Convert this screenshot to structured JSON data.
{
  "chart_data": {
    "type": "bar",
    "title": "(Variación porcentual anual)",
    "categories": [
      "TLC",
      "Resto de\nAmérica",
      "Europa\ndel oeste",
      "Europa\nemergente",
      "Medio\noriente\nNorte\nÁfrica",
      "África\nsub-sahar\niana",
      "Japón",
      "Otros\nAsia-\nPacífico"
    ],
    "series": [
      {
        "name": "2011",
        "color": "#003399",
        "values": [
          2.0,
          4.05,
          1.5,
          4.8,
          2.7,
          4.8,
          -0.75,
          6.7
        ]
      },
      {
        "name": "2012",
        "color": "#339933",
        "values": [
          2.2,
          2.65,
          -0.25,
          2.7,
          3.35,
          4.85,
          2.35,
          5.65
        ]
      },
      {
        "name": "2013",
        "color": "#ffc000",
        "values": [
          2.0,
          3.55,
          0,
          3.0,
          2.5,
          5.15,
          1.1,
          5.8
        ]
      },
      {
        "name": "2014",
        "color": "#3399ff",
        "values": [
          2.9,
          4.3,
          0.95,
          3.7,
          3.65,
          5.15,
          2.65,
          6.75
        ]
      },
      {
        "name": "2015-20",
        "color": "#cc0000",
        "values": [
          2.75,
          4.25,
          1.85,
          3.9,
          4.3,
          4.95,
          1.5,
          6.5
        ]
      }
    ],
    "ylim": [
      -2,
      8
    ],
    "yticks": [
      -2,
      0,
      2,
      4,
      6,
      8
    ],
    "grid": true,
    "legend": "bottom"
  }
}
+-------+
**WHAT IS REQUIRED:**
Retype every entry above, word for word.

**WRITTEN RESPONSE:**
Convert this screenshot to structured JSON data.
{
  "chart_data": {
    "type": "bar",
    "title": "(Variación porcentual anual)",
    "categories": [
      "TLC",
      "Resto de\nAmérica",
      "Europa\ndel oeste",
      "Europa\nemergente",
      "Medio\noriente\nNorte\nÁfrica",
      "África\nsub-sahar\niana",
      "Japón",
      "Otros\nAsia-\nPacífico"
    ],
    "series": [
      {
        "name": "2011",
        "color": "#003399",
        "values": [
          2.0,
          4.05,
          1.5,
          4.8,
          2.7,
          4.8,
          -0.75,
          6.7
        ]
      },
      {
        "name": "2012",
        "color": "#339933",
        "values": [
          2.2,
          2.65,
          -0.25,
          2.7,
          3.35,
          4.85,
          2.35,
          5.65
        ]
      },
      {
        "name": "2013",
        "color": "#ffc000",
        "values": [
          2.0,
          3.55,
          0,
          3.0,
          2.5,
          5.15,
          1.1,
          5.8
        ]
      },
      {
        "name": "2014",
        "color": "#3399ff",
        "values": [
          2.9,
          4.3,
          0.95,
          3.7,
          3.65,
          5.15,
          2.65,
          6.75
        ]
      },
      {
        "name": "2015-20",
        "color": "#cc0000",
        "values": [
          2.75,
          4.25,
          1.85,
          3.9,
          4.3,
          4.95,
          1.5,
          6.5
        ]
      }
    ],
    "ylim": [
      -2,
      8
    ],
    "yticks": [
      -2,
      0,
      2,
      4,
      6,
      8
    ],
    "grid": true,
    "legend": "bottom"
  }
}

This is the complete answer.